START Extracted entries

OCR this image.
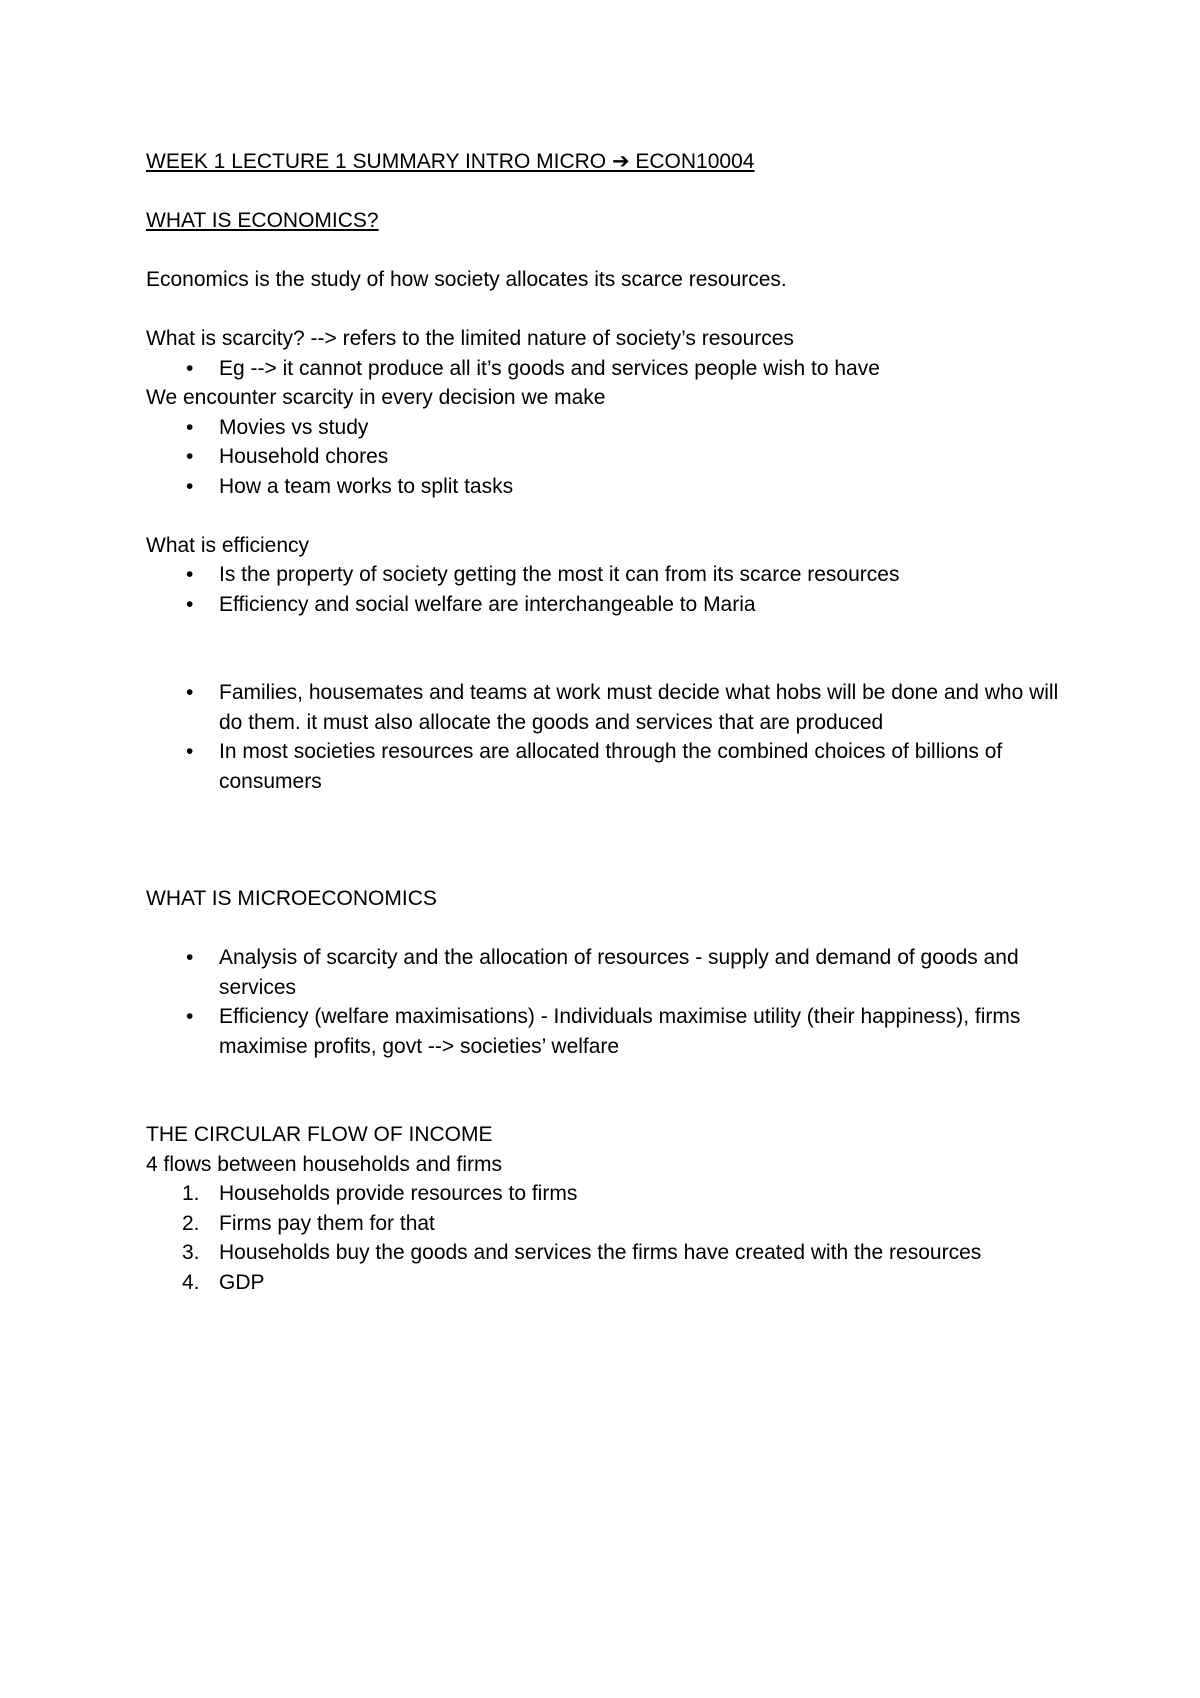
WEEK 1 LECTURE 1 SUMMARY INTRO MICRO ➔ ECON10004

WHAT IS ECONOMICS?

Economics is the study of how society allocates its scarce resources.

What is scarcity? --> refers to the limited nature of society’s resources

• Eg --> it cannot produce all it’s goods and services people wish to have

We encounter scarcity in every decision we make

• Movies vs study
• Household chores
• How a team works to split tasks

What is efficiency

• Is the property of society getting the most it can from its scarce resources
• Efficiency and social welfare are interchangeable to Maria
• Families, housemates and teams at work must decide what hobs will be done and who will do them. it must also allocate the goods and services that are produced
• In most societies resources are allocated through the combined choices of billions of consumers

WHAT IS MICROECONOMICS

• Analysis of scarcity and the allocation of resources - supply and demand of goods and services
• Efficiency (welfare maximisations) - Individuals maximise utility (their happiness), firms maximise profits, govt --> societies’ welfare

THE CIRCULAR FLOW OF INCOME

4 flows between households and firms

1. Households provide resources to firms
2. Firms pay them for that
3. Households buy the goods and services the firms have created with the resources
4. GDP
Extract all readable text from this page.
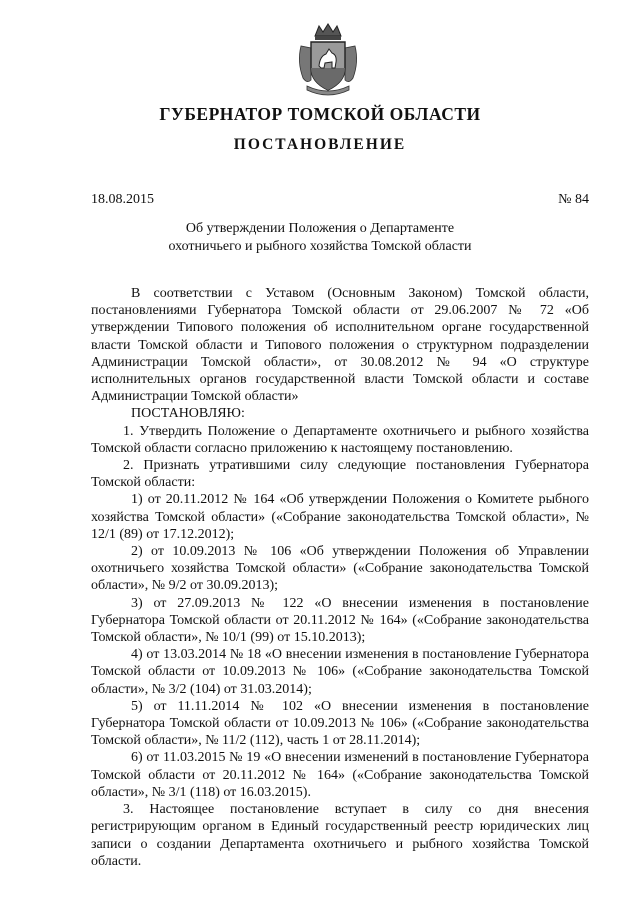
ГУБЕРНАТОР ТОМСКОЙ ОБЛАСТИ
ПОСТАНОВЛЕНИЕ
18.08.2015	№ 84
Об утверждении Положения о Департаменте
охотничьего и рыбного хозяйства Томской области

В соответствии с Уставом (Основным Законом) Томской области, постановлениями Губернатора Томской области от 29.06.2007 № 72 «Об утверждении Типового положения об исполнительном органе государственной власти Томской области и Типового положения о структурном подразделении Администрации Томской области», от 30.08.2012 № 94 «О структуре исполнительных органов государственной власти Томской области и составе Администрации Томской области»

ПОСТАНОВЛЯЮ:

1. Утвердить Положение о Департаменте охотничьего и рыбного хозяйства Томской области согласно приложению к настоящему постановлению.

2. Признать утратившими силу следующие постановления Губернатора Томской области:

1) от 20.11.2012 № 164 «Об утверждении Положения о Комитете рыбного хозяйства Томской области» («Собрание законодательства Томской области», № 12/1 (89) от 17.12.2012);

2) от 10.09.2013 № 106 «Об утверждении Положения об Управлении охотничьего хозяйства Томской области» («Собрание законодательства Томской области», № 9/2 от 30.09.2013);

3) от 27.09.2013 № 122 «О внесении изменения в постановление Губернатора Томской области от 20.11.2012 № 164» («Собрание законодательства Томской области», № 10/1 (99) от 15.10.2013);

4) от 13.03.2014 № 18 «О внесении изменения в постановление Губернатора Томской области от 10.09.2013 № 106» («Собрание законодательства Томской области», № 3/2 (104) от 31.03.2014);

5) от 11.11.2014 № 102 «О внесении изменения в постановление Губернатора Томской области от 10.09.2013 № 106» («Собрание законодательства Томской области», № 11/2 (112), часть 1 от 28.11.2014);

6) от 11.03.2015 № 19 «О внесении изменений в постановление Губернатора Томской области от 20.11.2012 № 164» («Собрание законодательства Томской области», № 3/1 (118) от 16.03.2015).

3. Настоящее постановление вступает в силу со дня внесения регистрирующим органом в Единый государственный реестр юридических лиц записи о создании Департамента охотничьего и рыбного хозяйства Томской области.
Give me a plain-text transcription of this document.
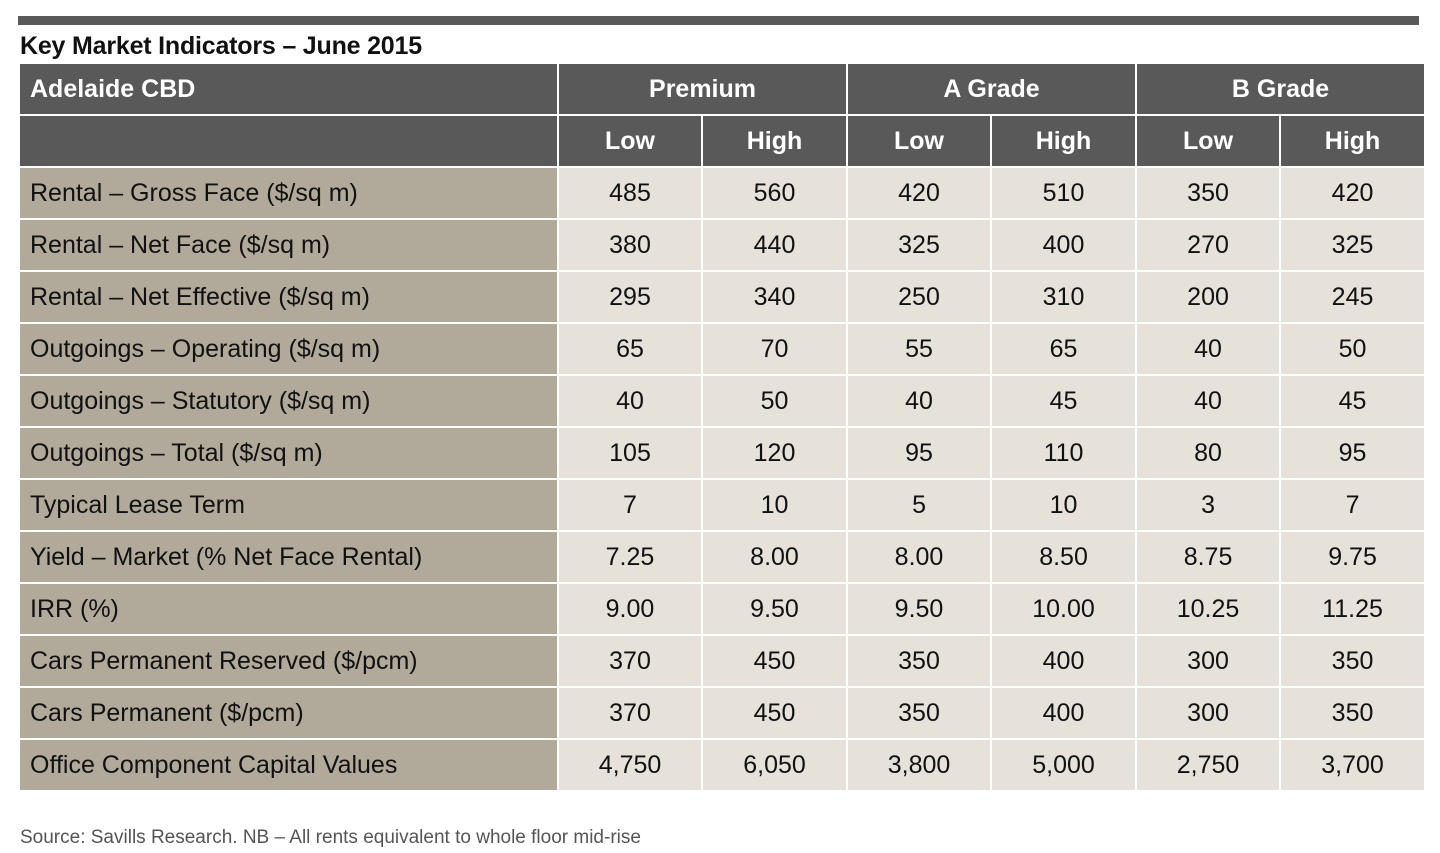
Key Market Indicators – June 2015
Adelaide CBD	Premium		A Grade		B Grade	
	Low	High	Low	High	Low	High
Rental – Gross Face ($/sq m)	485	560	420	510	350	420
Rental – Net Face ($/sq m)	380	440	325	400	270	325
Rental – Net Effective ($/sq m)	295	340	250	310	200	245
Outgoings – Operating ($/sq m)	65	70	55	65	40	50
Outgoings – Statutory ($/sq m)	40	50	40	45	40	45
Outgoings – Total ($/sq m)	105	120	95	110	80	95
Typical Lease Term	7	10	5	10	3	7
Yield – Market (% Net Face Rental)	7.25	8.00	8.00	8.50	8.75	9.75
IRR (%)	9.00	9.50	9.50	10.00	10.25	11.25
Cars Permanent Reserved ($/pcm)	370	450	350	400	300	350
Cars Permanent ($/pcm)	370	450	350	400	300	350
Office Component Capital Values	4,750	6,050	3,800	5,000	2,750	3,700
Source: Savills Research. NB – All rents equivalent to whole floor mid-rise
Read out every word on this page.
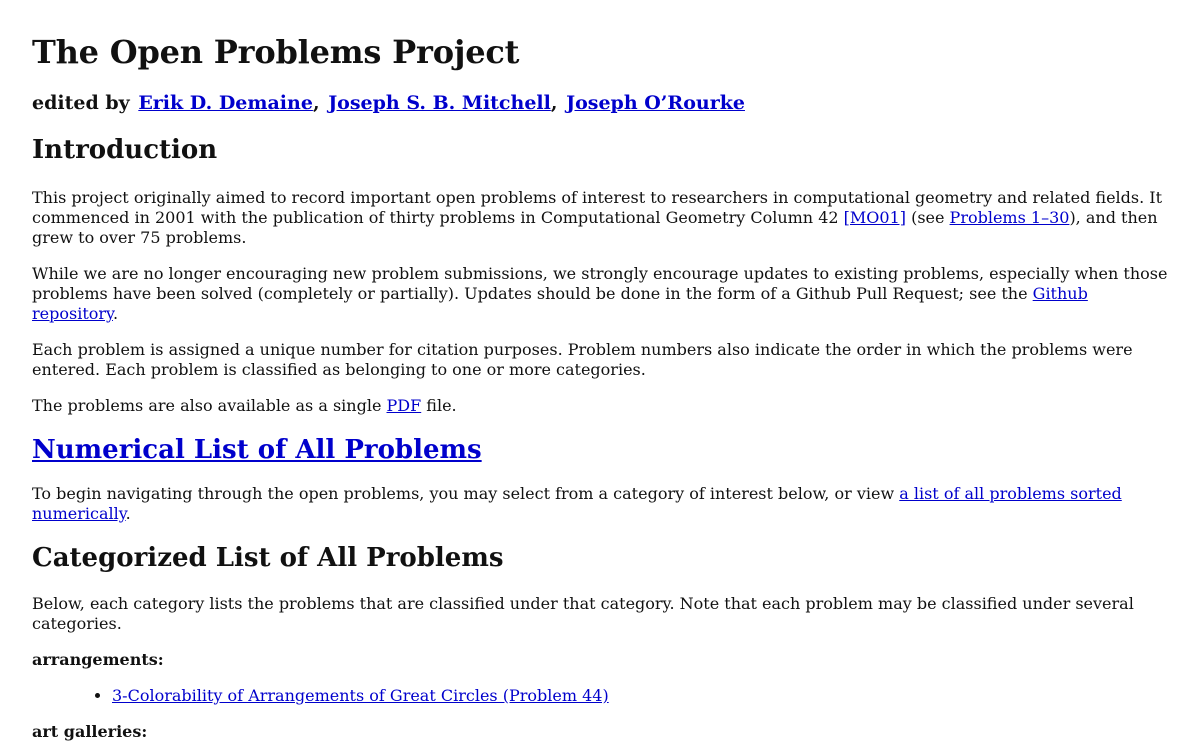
The Open Problems Project
edited by Erik D. Demaine, Joseph S. B. Mitchell, Joseph O’Rourke
Introduction

This project originally aimed to record important open problems of interest to researchers in computational geometry and related fields. It commenced in 2001 with the publication of thirty problems in Computational Geometry Column 42 [MO01] (see Problems 1–30), and then grew to over 75 problems.

While we are no longer encouraging new problem submissions, we strongly encourage updates to existing problems, especially when those problems have been solved (completely or partially). Updates should be done in the form of a Github Pull Request; see the Github repository.

Each problem is assigned a unique number for citation purposes. Problem numbers also indicate the order in which the problems were entered. Each problem is classified as belonging to one or more categories.

The problems are also available as a single PDF file.

Numerical List of All Problems

To begin navigating through the open problems, you may select from a category of interest below, or view a list of all problems sorted numerically.

Categorized List of All Problems

Below, each category lists the problems that are classified under that category. Note that each problem may be classified under several categories.

arrangements:
• 3-Colorability of Arrangements of Great Circles (Problem 44)
art galleries:
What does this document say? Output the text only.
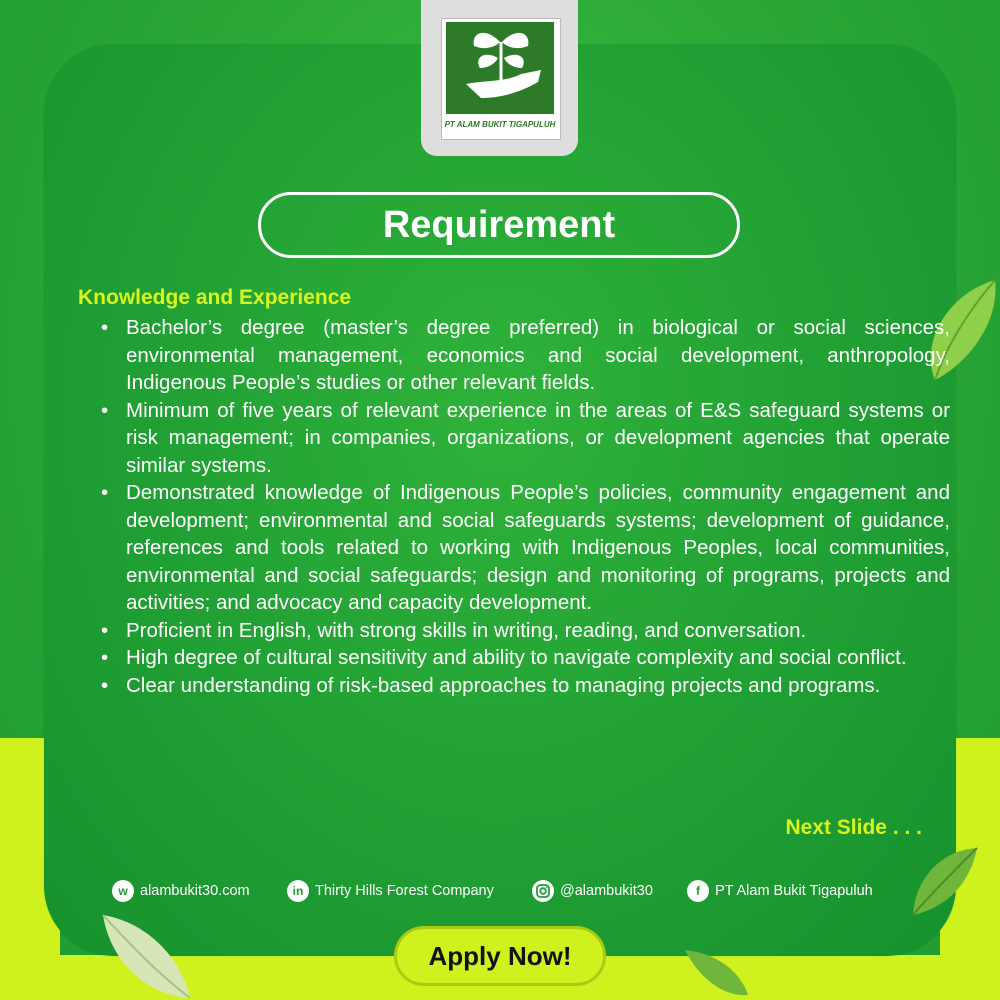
PT ALAM BUKIT TIGAPULUH
Requirement
Knowledge and Experience
• Bachelor’s degree (master’s degree preferred) in biological or social sciences, environmental management, economics and social development, anthropology, Indigenous People’s studies or other relevant fields.
• Minimum of five years of relevant experience in the areas of E&S safeguard systems or risk management; in companies, organizations, or development agencies that operate similar systems.
• Demonstrated knowledge of Indigenous People’s policies, community engagement and development; environmental and social safeguards systems; development of guidance, references and tools related to working with Indigenous Peoples, local communities, environmental and social safeguards; design and monitoring of programs, projects and activities; and advocacy and capacity development.
• Proficient in English, with strong skills in writing, reading, and conversation.
• High degree of cultural sensitivity and ability to navigate complexity and social conflict.
• Clear understanding of risk-based approaches to managing projects and programs.
Next Slide . . .
w alambukit30.com	in Thirty Hills Forest Company	@alambukit30	f	PT Alam Bukit Tigapuluh
Apply Now!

END Extracted entries

Description of the task: Each entry above is to be written out again unchanged, apart from the pictures, which are left out.

Result of this exercise:
OCR this image.
WEEK 1 LECTURE 1 SUMMARY INTRO MICRO ➔ ECON10004

WHAT IS ECONOMICS?

Economics is the study of how society allocates its scarce resources.

What is scarcity? --> refers to the limited nature of society’s resources

• Eg --> it cannot produce all it’s goods and services people wish to have

We encounter scarcity in every decision we make

• Movies vs study
• Household chores
• How a team works to split tasks

What is efficiency

• Is the property of society getting the most it can from its scarce resources
• Efficiency and social welfare are interchangeable to Maria
• Families, housemates and teams at work must decide what hobs will be done and who will do them. it must also allocate the goods and services that are produced
• In most societies resources are allocated through the combined choices of billions of consumers

WHAT IS MICROECONOMICS

• Analysis of scarcity and the allocation of resources - supply and demand of goods and services
• Efficiency (welfare maximisations) - Individuals maximise utility (their happiness), firms maximise profits, govt --> societies’ welfare

THE CIRCULAR FLOW OF INCOME

4 flows between households and firms

1. Households provide resources to firms
2. Firms pay them for that
3. Households buy the goods and services the firms have created with the resources
4. GDP
Extract all readable text from this page.
ГУБЕРНАТОР ТОМСКОЙ ОБЛАСТИ
ПОСТАНОВЛЕНИЕ
18.08.2015	№ 84
Об утверждении Положения о Департаменте
охотничьего и рыбного хозяйства Томской области

В соответствии с Уставом (Основным Законом) Томской области, постановлениями Губернатора Томской области от 29.06.2007 № 72 «Об утверждении Типового положения об исполнительном органе государственной власти Томской области и Типового положения о структурном подразделении Администрации Томской области», от 30.08.2012 № 94 «О структуре исполнительных органов государственной власти Томской области и составе Администрации Томской области»

ПОСТАНОВЛЯЮ:

1. Утвердить Положение о Департаменте охотничьего и рыбного хозяйства Томской области согласно приложению к настоящему постановлению.

2. Признать утратившими силу следующие постановления Губернатора Томской области:

1) от 20.11.2012 № 164 «Об утверждении Положения о Комитете рыбного хозяйства Томской области» («Собрание законодательства Томской области», № 12/1 (89) от 17.12.2012);

2) от 10.09.2013 № 106 «Об утверждении Положения об Управлении охотничьего хозяйства Томской области» («Собрание законодательства Томской области», № 9/2 от 30.09.2013);

3) от 27.09.2013 № 122 «О внесении изменения в постановление Губернатора Томской области от 20.11.2012 № 164» («Собрание законодательства Томской области», № 10/1 (99) от 15.10.2013);

4) от 13.03.2014 № 18 «О внесении изменения в постановление Губернатора Томской области от 10.09.2013 № 106» («Собрание законодательства Томской области», № 3/2 (104) от 31.03.2014);

5) от 11.11.2014 № 102 «О внесении изменения в постановление Губернатора Томской области от 10.09.2013 № 106» («Собрание законодательства Томской области», № 11/2 (112), часть 1 от 28.11.2014);

6) от 11.03.2015 № 19 «О внесении изменений в постановление Губернатора Томской области от 20.11.2012 № 164» («Собрание законодательства Томской области», № 3/1 (118) от 16.03.2015).

3. Настоящее постановление вступает в силу со дня внесения регистрирующим органом в Единый государственный реестр юридических лиц записи о создании Департамента охотничьего и рыбного хозяйства Томской области.
Give me a plain-text transcription of this document.
Key Market Indicators – June 2015
Adelaide CBD	Premium		A Grade		B Grade	
	Low	High	Low	High	Low	High
Rental – Gross Face ($/sq m)	485	560	420	510	350	420
Rental – Net Face ($/sq m)	380	440	325	400	270	325
Rental – Net Effective ($/sq m)	295	340	250	310	200	245
Outgoings – Operating ($/sq m)	65	70	55	65	40	50
Outgoings – Statutory ($/sq m)	40	50	40	45	40	45
Outgoings – Total ($/sq m)	105	120	95	110	80	95
Typical Lease Term	7	10	5	10	3	7
Yield – Market (% Net Face Rental)	7.25	8.00	8.00	8.50	8.75	9.75
IRR (%)	9.00	9.50	9.50	10.00	10.25	11.25
Cars Permanent Reserved ($/pcm)	370	450	350	400	300	350
Cars Permanent ($/pcm)	370	450	350	400	300	350
Office Component Capital Values	4,750	6,050	3,800	5,000	2,750	3,700
Source: Savills Research. NB – All rents equivalent to whole floor mid-rise
Read out every word on this page.
The Open Problems Project
edited by Erik D. Demaine, Joseph S. B. Mitchell, Joseph O’Rourke
Introduction

This project originally aimed to record important open problems of interest to researchers in computational geometry and related fields. It commenced in 2001 with the publication of thirty problems in Computational Geometry Column 42 [MO01] (see Problems 1–30), and then grew to over 75 problems.

While we are no longer encouraging new problem submissions, we strongly encourage updates to existing problems, especially when those problems have been solved (completely or partially). Updates should be done in the form of a Github Pull Request; see the Github repository.

Each problem is assigned a unique number for citation purposes. Problem numbers also indicate the order in which the problems were entered. Each problem is classified as belonging to one or more categories.

The problems are also available as a single PDF file.

Numerical List of All Problems

To begin navigating through the open problems, you may select from a category of interest below, or view a list of all problems sorted numerically.

Categorized List of All Problems

Below, each category lists the problems that are classified under that category. Note that each problem may be classified under several categories.

arrangements:
• 3-Colorability of Arrangements of Great Circles (Problem 44)
art galleries:
What does this document say? Output the text only.
PT ALAM BUKIT TIGAPULUH
Requirement
Knowledge and Experience
• Bachelor’s degree (master’s degree preferred) in biological or social sciences, environmental management, economics and social development, anthropology, Indigenous People’s studies or other relevant fields.
• Minimum of five years of relevant experience in the areas of E&S safeguard systems or risk management; in companies, organizations, or development agencies that operate similar systems.
• Demonstrated knowledge of Indigenous People’s policies, community engagement and development; environmental and social safeguards systems; development of guidance, references and tools related to working with Indigenous Peoples, local communities, environmental and social safeguards; design and monitoring of programs, projects and activities; and advocacy and capacity development.
• Proficient in English, with strong skills in writing, reading, and conversation.
• High degree of cultural sensitivity and ability to navigate complexity and social conflict.
• Clear understanding of risk-based approaches to managing projects and programs.
Next Slide . . .
w alambukit30.com	in Thirty Hills Forest Company	@alambukit30	f	PT Alam Bukit Tigapuluh
Apply Now!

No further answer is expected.